Goal >>
Extract each record and reproduce it exactly.

[start]

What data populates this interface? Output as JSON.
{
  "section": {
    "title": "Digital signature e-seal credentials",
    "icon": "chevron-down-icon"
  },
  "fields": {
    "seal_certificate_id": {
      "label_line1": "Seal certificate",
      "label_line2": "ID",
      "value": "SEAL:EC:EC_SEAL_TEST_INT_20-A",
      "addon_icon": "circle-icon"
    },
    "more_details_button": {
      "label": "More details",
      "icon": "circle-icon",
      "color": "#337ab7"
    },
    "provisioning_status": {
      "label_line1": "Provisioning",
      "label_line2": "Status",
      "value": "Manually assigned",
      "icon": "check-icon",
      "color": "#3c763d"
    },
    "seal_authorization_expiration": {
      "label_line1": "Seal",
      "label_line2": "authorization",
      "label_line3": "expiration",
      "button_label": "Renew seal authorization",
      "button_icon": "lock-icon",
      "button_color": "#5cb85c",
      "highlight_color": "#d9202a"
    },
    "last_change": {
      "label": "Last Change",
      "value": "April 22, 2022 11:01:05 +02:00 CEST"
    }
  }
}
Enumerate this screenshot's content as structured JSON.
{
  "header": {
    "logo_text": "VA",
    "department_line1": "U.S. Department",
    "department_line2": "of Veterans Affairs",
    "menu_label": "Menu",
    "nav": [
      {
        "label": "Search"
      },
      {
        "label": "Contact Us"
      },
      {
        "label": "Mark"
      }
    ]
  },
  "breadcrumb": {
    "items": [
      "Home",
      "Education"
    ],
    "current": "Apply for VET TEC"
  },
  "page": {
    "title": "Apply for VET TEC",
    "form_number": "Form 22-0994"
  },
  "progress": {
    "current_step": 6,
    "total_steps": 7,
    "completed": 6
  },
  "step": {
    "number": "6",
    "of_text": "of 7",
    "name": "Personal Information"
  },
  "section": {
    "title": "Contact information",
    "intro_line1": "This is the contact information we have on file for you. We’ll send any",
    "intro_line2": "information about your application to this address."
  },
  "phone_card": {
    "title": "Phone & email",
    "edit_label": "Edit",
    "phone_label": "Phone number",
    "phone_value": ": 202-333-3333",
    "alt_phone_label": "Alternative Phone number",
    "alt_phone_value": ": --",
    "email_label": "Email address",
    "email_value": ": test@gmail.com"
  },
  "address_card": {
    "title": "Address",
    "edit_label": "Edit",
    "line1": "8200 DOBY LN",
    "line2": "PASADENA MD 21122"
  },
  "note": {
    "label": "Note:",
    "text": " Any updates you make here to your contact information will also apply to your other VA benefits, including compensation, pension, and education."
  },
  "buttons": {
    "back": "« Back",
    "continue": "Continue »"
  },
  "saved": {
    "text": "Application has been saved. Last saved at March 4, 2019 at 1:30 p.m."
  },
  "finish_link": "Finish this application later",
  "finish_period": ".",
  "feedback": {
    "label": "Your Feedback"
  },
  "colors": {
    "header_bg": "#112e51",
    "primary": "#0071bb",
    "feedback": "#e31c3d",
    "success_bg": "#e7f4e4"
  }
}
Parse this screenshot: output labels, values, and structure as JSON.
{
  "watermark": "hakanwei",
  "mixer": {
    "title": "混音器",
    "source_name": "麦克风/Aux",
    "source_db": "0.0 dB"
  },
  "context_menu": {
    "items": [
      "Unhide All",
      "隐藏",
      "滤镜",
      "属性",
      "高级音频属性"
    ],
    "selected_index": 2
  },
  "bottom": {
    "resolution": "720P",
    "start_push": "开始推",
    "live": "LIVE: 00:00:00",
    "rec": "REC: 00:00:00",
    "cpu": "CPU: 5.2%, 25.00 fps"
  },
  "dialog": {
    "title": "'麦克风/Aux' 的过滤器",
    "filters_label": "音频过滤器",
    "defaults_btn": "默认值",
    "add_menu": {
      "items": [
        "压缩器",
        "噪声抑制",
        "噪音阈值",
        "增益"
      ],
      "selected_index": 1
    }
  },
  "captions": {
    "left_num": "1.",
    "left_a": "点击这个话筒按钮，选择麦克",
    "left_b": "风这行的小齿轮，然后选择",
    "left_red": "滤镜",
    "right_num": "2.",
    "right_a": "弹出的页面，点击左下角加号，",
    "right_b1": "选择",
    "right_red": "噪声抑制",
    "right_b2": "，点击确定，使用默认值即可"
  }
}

[end]

Output for this exercise >>
What data populates this interface? Output as JSON.
{
  "section": {
    "title": "Digital signature e-seal credentials",
    "icon": "chevron-down-icon"
  },
  "fields": {
    "seal_certificate_id": {
      "label_line1": "Seal certificate",
      "label_line2": "ID",
      "value": "SEAL:EC:EC_SEAL_TEST_INT_20-A",
      "addon_icon": "circle-icon"
    },
    "more_details_button": {
      "label": "More details",
      "icon": "circle-icon",
      "color": "#337ab7"
    },
    "provisioning_status": {
      "label_line1": "Provisioning",
      "label_line2": "Status",
      "value": "Manually assigned",
      "icon": "check-icon",
      "color": "#3c763d"
    },
    "seal_authorization_expiration": {
      "label_line1": "Seal",
      "label_line2": "authorization",
      "label_line3": "expiration",
      "button_label": "Renew seal authorization",
      "button_icon": "lock-icon",
      "button_color": "#5cb85c",
      "highlight_color": "#d9202a"
    },
    "last_change": {
      "label": "Last Change",
      "value": "April 22, 2022 11:01:05 +02:00 CEST"
    }
  }
}
Enumerate this screenshot's content as structured JSON.
{
  "header": {
    "logo_text": "VA",
    "department_line1": "U.S. Department",
    "department_line2": "of Veterans Affairs",
    "menu_label": "Menu",
    "nav": [
      {
        "label": "Search"
      },
      {
        "label": "Contact Us"
      },
      {
        "label": "Mark"
      }
    ]
  },
  "breadcrumb": {
    "items": [
      "Home",
      "Education"
    ],
    "current": "Apply for VET TEC"
  },
  "page": {
    "title": "Apply for VET TEC",
    "form_number": "Form 22-0994"
  },
  "progress": {
    "current_step": 6,
    "total_steps": 7,
    "completed": 6
  },
  "step": {
    "number": "6",
    "of_text": "of 7",
    "name": "Personal Information"
  },
  "section": {
    "title": "Contact information",
    "intro_line1": "This is the contact information we have on file for you. We’ll send any",
    "intro_line2": "information about your application to this address."
  },
  "phone_card": {
    "title": "Phone & email",
    "edit_label": "Edit",
    "phone_label": "Phone number",
    "phone_value": ": 202-333-3333",
    "alt_phone_label": "Alternative Phone number",
    "alt_phone_value": ": --",
    "email_label": "Email address",
    "email_value": ": test@gmail.com"
  },
  "address_card": {
    "title": "Address",
    "edit_label": "Edit",
    "line1": "8200 DOBY LN",
    "line2": "PASADENA MD 21122"
  },
  "note": {
    "label": "Note:",
    "text": " Any updates you make here to your contact information will also apply to your other VA benefits, including compensation, pension, and education."
  },
  "buttons": {
    "back": "« Back",
    "continue": "Continue »"
  },
  "saved": {
    "text": "Application has been saved. Last saved at March 4, 2019 at 1:30 p.m."
  },
  "finish_link": "Finish this application later",
  "finish_period": ".",
  "feedback": {
    "label": "Your Feedback"
  },
  "colors": {
    "header_bg": "#112e51",
    "primary": "#0071bb",
    "feedback": "#e31c3d",
    "success_bg": "#e7f4e4"
  }
}
Parse this screenshot: output labels, values, and structure as JSON.
{
  "watermark": "hakanwei",
  "mixer": {
    "title": "混音器",
    "source_name": "麦克风/Aux",
    "source_db": "0.0 dB"
  },
  "context_menu": {
    "items": [
      "Unhide All",
      "隐藏",
      "滤镜",
      "属性",
      "高级音频属性"
    ],
    "selected_index": 2
  },
  "bottom": {
    "resolution": "720P",
    "start_push": "开始推",
    "live": "LIVE: 00:00:00",
    "rec": "REC: 00:00:00",
    "cpu": "CPU: 5.2%, 25.00 fps"
  },
  "dialog": {
    "title": "'麦克风/Aux' 的过滤器",
    "filters_label": "音频过滤器",
    "defaults_btn": "默认值",
    "add_menu": {
      "items": [
        "压缩器",
        "噪声抑制",
        "噪音阈值",
        "增益"
      ],
      "selected_index": 1
    }
  },
  "captions": {
    "left_num": "1.",
    "left_a": "点击这个话筒按钮，选择麦克",
    "left_b": "风这行的小齿轮，然后选择",
    "left_red": "滤镜",
    "right_num": "2.",
    "right_a": "弹出的页面，点击左下角加号，",
    "right_b1": "选择",
    "right_red": "噪声抑制",
    "right_b2": "，点击确定，使用默认值即可"
  }
}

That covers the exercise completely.